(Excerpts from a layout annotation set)
------------------------------------------------------------------------

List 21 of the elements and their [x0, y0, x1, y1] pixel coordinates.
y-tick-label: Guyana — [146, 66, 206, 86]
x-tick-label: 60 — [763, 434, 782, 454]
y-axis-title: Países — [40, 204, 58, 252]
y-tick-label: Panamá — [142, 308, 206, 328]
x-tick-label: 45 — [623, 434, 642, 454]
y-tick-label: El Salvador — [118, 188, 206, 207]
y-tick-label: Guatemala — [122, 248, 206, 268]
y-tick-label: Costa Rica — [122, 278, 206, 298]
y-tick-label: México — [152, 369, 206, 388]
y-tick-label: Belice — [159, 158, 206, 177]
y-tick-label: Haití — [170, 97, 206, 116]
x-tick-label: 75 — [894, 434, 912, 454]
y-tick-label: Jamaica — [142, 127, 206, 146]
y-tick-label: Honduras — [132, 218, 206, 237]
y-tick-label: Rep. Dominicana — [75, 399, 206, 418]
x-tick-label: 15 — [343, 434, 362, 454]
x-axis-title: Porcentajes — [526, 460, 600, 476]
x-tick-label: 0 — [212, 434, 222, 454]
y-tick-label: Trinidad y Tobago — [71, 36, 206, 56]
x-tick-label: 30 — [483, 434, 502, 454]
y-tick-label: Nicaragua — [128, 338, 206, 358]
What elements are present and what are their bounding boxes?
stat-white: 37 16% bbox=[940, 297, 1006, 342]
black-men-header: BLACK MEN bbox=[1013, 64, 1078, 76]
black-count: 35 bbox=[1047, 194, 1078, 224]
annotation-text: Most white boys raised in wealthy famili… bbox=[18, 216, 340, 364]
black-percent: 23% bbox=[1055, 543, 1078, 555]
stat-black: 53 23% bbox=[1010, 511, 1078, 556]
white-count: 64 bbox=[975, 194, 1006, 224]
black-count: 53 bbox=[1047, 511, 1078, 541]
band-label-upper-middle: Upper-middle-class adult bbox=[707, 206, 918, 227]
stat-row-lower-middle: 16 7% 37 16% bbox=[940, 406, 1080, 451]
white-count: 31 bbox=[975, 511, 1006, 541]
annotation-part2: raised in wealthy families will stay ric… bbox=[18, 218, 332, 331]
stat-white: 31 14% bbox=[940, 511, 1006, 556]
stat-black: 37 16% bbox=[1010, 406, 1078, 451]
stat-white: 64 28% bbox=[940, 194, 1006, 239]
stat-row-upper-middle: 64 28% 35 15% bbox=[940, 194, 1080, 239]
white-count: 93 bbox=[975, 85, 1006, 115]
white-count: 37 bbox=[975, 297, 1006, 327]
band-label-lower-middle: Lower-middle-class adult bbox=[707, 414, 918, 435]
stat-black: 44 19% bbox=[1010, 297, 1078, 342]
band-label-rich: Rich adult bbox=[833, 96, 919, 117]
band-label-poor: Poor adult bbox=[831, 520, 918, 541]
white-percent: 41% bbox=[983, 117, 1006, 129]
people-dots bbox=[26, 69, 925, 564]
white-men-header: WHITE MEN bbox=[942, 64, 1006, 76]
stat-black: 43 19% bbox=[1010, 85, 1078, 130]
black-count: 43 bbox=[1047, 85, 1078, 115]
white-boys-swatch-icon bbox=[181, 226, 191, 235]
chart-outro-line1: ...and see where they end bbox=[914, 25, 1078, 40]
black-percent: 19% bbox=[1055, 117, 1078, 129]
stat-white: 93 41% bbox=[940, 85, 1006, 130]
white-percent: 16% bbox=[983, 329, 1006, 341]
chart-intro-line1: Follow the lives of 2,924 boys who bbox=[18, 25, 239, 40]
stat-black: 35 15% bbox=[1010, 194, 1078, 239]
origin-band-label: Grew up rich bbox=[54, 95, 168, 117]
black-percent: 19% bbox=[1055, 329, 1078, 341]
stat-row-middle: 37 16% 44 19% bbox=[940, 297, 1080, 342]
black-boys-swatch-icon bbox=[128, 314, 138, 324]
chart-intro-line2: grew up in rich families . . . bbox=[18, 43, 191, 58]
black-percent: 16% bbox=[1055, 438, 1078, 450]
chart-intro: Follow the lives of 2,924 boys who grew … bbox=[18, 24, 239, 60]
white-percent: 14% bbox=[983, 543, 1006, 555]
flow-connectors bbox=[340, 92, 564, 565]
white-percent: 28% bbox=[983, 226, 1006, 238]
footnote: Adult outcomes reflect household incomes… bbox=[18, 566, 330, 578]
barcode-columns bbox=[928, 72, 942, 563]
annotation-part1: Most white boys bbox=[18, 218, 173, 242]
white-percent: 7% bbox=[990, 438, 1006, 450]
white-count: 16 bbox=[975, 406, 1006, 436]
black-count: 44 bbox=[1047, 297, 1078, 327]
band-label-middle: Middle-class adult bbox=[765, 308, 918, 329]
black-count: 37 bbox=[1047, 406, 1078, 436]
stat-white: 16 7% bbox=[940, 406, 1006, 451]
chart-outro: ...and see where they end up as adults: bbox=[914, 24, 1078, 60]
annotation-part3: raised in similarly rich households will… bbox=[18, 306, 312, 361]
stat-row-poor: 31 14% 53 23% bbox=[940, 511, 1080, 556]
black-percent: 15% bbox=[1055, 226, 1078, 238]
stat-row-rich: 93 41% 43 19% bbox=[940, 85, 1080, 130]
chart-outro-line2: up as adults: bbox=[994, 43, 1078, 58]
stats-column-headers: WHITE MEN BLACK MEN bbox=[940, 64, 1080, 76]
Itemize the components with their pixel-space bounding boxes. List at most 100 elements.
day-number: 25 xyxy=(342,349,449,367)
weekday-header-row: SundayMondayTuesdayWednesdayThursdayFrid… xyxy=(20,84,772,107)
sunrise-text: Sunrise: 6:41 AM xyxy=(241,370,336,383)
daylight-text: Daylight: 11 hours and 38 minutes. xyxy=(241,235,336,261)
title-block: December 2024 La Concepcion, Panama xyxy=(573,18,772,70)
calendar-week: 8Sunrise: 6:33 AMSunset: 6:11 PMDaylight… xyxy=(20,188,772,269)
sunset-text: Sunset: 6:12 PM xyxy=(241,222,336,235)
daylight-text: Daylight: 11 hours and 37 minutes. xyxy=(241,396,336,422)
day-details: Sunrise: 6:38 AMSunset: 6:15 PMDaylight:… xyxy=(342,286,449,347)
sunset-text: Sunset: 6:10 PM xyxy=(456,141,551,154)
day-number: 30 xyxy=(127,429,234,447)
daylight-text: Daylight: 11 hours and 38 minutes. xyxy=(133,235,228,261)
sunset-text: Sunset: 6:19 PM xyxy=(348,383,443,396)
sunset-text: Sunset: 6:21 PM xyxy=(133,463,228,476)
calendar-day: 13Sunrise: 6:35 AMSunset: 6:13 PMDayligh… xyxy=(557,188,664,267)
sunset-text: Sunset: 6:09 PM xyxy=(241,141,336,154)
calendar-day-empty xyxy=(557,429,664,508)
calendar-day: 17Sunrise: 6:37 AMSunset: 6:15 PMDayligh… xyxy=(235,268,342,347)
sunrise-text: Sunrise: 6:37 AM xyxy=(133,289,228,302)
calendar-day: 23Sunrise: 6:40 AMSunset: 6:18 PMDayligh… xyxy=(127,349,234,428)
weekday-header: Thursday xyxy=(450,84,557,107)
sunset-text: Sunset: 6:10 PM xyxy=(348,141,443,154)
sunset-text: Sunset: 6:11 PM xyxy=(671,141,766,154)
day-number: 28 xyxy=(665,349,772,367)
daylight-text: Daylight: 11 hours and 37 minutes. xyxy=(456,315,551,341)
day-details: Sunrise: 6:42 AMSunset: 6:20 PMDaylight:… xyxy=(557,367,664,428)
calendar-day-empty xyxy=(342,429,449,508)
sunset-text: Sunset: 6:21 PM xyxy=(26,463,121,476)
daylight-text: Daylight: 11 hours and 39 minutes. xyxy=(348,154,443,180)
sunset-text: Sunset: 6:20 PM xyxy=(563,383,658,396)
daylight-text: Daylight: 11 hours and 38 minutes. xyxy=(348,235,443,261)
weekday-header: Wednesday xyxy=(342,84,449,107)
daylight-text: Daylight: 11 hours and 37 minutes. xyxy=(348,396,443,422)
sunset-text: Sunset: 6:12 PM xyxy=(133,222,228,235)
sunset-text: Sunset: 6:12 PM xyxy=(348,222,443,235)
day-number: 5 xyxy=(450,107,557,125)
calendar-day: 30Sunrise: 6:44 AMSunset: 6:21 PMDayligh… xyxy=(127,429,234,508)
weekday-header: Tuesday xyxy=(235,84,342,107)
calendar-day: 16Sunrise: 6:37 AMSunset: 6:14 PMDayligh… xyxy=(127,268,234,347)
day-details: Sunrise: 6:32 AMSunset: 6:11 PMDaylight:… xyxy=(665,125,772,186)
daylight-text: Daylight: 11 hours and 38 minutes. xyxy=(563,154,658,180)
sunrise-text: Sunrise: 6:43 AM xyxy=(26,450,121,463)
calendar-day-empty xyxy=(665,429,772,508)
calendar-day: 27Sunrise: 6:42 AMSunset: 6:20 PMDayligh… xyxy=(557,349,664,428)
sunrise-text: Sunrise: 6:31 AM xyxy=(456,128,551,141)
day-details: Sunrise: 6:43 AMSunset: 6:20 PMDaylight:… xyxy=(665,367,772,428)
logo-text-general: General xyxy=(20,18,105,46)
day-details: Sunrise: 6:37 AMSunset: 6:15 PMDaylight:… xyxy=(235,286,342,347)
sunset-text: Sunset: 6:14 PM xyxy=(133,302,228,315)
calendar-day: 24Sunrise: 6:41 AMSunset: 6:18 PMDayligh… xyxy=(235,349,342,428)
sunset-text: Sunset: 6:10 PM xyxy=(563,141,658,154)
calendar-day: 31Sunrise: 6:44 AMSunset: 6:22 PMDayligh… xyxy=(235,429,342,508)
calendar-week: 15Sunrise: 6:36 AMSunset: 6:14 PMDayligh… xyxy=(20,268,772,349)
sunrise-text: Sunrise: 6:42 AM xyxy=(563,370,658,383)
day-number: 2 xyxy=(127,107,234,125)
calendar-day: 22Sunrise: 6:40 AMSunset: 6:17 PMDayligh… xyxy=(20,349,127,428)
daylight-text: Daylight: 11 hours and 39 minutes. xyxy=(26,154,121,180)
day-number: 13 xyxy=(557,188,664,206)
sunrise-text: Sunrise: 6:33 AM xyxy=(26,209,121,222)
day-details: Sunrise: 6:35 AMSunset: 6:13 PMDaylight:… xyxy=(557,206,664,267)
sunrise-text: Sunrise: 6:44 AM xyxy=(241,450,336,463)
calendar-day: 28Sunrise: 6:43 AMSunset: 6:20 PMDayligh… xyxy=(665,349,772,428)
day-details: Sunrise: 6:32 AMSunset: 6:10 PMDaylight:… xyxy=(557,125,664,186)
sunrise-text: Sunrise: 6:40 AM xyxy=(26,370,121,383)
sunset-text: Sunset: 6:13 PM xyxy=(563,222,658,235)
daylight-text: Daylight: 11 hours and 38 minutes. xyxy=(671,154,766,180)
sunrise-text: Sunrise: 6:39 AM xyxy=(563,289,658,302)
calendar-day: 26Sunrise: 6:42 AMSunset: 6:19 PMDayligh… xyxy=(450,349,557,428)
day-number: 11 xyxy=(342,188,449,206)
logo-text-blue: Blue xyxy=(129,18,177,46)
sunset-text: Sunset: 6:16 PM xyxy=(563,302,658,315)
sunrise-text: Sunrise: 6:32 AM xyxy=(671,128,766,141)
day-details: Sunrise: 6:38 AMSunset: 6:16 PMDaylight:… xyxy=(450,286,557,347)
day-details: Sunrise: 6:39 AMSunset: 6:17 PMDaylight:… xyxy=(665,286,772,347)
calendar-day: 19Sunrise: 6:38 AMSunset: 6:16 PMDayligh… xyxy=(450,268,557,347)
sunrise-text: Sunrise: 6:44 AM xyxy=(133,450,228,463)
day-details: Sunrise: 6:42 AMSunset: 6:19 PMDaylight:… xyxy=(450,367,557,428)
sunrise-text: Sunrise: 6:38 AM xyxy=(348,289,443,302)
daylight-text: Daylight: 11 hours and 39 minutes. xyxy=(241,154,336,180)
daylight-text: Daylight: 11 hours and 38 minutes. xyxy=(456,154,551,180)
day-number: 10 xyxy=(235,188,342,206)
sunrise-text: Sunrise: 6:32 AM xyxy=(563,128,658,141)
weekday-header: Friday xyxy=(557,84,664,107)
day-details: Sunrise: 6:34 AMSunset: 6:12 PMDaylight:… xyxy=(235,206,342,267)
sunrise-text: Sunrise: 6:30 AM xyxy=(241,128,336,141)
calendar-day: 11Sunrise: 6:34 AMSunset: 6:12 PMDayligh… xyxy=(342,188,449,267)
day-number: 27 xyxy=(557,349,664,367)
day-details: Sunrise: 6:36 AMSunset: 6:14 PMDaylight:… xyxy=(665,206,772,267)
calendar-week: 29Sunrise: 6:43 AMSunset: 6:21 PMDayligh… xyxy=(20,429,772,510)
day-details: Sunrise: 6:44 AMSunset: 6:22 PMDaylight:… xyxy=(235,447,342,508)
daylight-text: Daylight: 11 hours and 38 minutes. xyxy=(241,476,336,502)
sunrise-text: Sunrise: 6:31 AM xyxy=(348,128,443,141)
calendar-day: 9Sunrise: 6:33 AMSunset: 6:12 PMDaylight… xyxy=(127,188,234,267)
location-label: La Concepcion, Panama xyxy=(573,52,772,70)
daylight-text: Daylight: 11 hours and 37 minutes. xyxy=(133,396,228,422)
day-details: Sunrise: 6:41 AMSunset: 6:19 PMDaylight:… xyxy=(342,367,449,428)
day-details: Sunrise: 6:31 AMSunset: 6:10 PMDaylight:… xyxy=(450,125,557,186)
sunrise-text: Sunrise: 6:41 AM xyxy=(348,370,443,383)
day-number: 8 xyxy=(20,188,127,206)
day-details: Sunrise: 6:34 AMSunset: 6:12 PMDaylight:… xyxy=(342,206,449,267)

------------------------------------------------------------------------

Copy out the rows above word for word, from the first one through the line that contains "x-tick-label: 75 — [894, 434, 912, 454]", including both.

Exercise solution
List 21 of the elements and their [x0, y0, x1, y1] pixel coordinates.
y-tick-label: Guyana — [146, 66, 206, 86]
x-tick-label: 60 — [763, 434, 782, 454]
y-axis-title: Países — [40, 204, 58, 252]
y-tick-label: Panamá — [142, 308, 206, 328]
x-tick-label: 45 — [623, 434, 642, 454]
y-tick-label: El Salvador — [118, 188, 206, 207]
y-tick-label: Guatemala — [122, 248, 206, 268]
y-tick-label: Costa Rica — [122, 278, 206, 298]
y-tick-label: México — [152, 369, 206, 388]
y-tick-label: Belice — [159, 158, 206, 177]
y-tick-label: Haití — [170, 97, 206, 116]
x-tick-label: 75 — [894, 434, 912, 454]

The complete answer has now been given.